*TRECHO*
──────────────────────────────
Em 1962, o caso Kastner voltou a ser discutido, desta vez durante o julgamento de Eichmann, que referiu-se a ele como "um sionista idealista merecedor de sua estima, com quem havia negociado em várias oportunidades". Hannah Arendt, no livro Eichmann em Jerusalém, discorre sobre o jornalista no contexto deste julgamento e reproduz algumas das declarações de Eichmann que, obviamente, expressavam a opinião do genocida sobre Kastner.

O Armagedon racial

Assim, o brevíssimo relato apresentado por Bourdoukan, quando não mentiroso, é distorcido. Ele tem a mesma visão de mundo que Eichmann e, por isso, conclui que os nazistas eram aliados dos sionistas. Pode causar alguma surpresa que tais informações apareçam numa revista dita de esquerda. Mas, convém lembrar que o oportunismo político fez do anti-semitismo uma ideologia quase-oficial na União Soviética. Stalin comandou o processo, que tinha também uma superdose de demência. Na URSS, a questão judaico-sionista não era racial, porque racismo era coisa de nazistas. Mas era uma questão prioritária, porque os sionistas eram agentes das conspirações imperialistas. Este espantalho foi usado como pretexto para extermínios e expurgos contra-revolucionários, que dizimaram milhões de russos.

Bourdoukan é anti-semita e escreve em Caros Amigos, uma revista de esquerda que, certamente, dirá que repudia o stalinismo. Estranho? Não. Primeiro, porque ninguém mais se reconhece como stalinista, nem os stalinistas que veneravam Stalin; segundo, porque Caros Amigos está mais próxima do estilo ultra-radical: o anarcotrotskismo internacionalista sindical proletário camponês libertário guevarista maoísta humanista revolucionário, que distingue a militância da Democracia Socialista/PT, PSTU, PCO e do MST. Entre outros referenciais, faz parte deste ideário a cartilha da conspiração judaico-sionista-capitalista, difundida por Caros Amigos.
──────────────────────────────
*LISTAGEM*

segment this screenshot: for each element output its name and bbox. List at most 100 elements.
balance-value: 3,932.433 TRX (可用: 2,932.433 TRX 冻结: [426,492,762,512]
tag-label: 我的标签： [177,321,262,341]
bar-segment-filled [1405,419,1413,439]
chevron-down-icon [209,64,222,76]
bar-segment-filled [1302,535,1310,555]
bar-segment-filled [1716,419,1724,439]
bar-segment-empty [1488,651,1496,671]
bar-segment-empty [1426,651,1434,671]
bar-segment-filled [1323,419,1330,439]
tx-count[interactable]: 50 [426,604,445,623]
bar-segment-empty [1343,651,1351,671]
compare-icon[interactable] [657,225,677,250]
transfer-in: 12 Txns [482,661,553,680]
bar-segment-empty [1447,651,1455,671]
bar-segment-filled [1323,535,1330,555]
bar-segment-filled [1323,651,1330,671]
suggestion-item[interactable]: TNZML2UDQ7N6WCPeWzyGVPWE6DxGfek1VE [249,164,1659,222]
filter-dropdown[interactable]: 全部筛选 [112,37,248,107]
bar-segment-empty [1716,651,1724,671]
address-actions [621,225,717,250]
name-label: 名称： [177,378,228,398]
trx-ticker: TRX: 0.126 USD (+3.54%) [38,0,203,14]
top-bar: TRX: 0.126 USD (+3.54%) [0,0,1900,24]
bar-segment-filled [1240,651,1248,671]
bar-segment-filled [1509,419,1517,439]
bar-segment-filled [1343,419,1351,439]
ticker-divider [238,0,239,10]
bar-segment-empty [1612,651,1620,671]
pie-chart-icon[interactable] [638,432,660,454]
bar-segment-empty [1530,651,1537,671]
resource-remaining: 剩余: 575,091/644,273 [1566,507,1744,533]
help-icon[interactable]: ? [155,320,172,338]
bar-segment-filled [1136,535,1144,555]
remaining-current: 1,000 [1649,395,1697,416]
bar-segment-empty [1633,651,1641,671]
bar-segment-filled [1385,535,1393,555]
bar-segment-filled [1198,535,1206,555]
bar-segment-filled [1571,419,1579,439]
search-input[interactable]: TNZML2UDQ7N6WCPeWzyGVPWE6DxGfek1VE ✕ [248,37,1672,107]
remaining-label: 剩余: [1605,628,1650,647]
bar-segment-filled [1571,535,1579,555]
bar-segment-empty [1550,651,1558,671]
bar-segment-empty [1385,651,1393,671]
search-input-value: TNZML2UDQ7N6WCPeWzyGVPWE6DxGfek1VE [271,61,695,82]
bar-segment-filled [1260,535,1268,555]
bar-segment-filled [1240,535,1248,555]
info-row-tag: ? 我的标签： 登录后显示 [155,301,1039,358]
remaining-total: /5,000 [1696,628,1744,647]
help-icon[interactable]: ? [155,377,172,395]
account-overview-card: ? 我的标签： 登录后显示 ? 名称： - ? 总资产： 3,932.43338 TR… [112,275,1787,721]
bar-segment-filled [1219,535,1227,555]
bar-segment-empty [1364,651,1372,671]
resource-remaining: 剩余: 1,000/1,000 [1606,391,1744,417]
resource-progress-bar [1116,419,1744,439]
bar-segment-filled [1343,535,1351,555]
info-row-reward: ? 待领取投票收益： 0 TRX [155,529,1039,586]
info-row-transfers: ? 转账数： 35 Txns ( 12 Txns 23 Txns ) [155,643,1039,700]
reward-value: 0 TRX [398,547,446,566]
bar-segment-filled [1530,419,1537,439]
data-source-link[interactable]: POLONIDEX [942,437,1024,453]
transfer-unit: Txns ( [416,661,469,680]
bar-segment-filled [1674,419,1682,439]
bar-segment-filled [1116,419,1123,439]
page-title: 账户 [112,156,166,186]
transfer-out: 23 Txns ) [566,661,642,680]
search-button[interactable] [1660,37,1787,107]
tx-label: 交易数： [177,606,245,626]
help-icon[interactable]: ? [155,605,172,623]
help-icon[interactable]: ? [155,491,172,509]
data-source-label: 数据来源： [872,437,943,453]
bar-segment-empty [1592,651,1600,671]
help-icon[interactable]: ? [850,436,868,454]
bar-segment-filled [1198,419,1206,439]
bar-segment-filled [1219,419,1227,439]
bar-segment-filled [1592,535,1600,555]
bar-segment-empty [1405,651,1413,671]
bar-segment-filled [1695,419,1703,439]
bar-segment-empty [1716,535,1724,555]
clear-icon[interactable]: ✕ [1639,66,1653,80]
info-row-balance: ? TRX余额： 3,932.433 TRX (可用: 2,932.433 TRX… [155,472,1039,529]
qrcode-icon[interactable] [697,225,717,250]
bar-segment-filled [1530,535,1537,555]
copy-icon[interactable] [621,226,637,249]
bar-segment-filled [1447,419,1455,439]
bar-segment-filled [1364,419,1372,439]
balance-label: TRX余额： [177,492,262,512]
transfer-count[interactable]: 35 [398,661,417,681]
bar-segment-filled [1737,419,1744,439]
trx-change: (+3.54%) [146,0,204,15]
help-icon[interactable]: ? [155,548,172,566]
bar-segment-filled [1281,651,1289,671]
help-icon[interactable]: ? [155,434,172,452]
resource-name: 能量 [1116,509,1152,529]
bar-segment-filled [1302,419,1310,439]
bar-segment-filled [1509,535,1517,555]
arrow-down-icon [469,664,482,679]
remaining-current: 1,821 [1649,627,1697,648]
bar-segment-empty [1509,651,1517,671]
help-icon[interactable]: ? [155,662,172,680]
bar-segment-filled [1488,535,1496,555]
──────────────────────────────
*CONJUNTO DE TAREFAS*
1. Transcreva do trecho, sem nenhuma alteração, a passagem que começa em "O Armagedon racial" e segue até "milhões de russos.".
2. Segundo o trecho, em qual livro Hannah Arendt discorre sobre o jornalista no contexto do julgamento de Eichmann?
A listagem é um material à parte, independente do trecho.

*RESPOSTAS EM ORDEM*
1.
O Armagedon racial

Assim, o brevíssimo relato apresentado por Bourdoukan, quando não mentiroso, é distorcido. Ele tem a mesma visão de mundo que Eichmann e, por isso, conclui que os nazistas eram aliados dos sionistas. Pode causar alguma surpresa que tais informações apareçam numa revista dita de esquerda. Mas, convém lembrar que o oportunismo político fez do anti-semitismo uma ideologia quase-oficial na União Soviética. Stalin comandou o processo, que tinha também uma superdose de demência. Na URSS, a questão judaico-sionista não era racial, porque racismo era coisa de nazistas. Mas era uma questão prioritária, porque os sionistas eram agentes das conspirações imperialistas. Este espantalho foi usado como pretexto para extermínios e expurgos contra-revolucionários, que dizimaram milhões de russos.

2. No livro Eichmann em Jerusalém.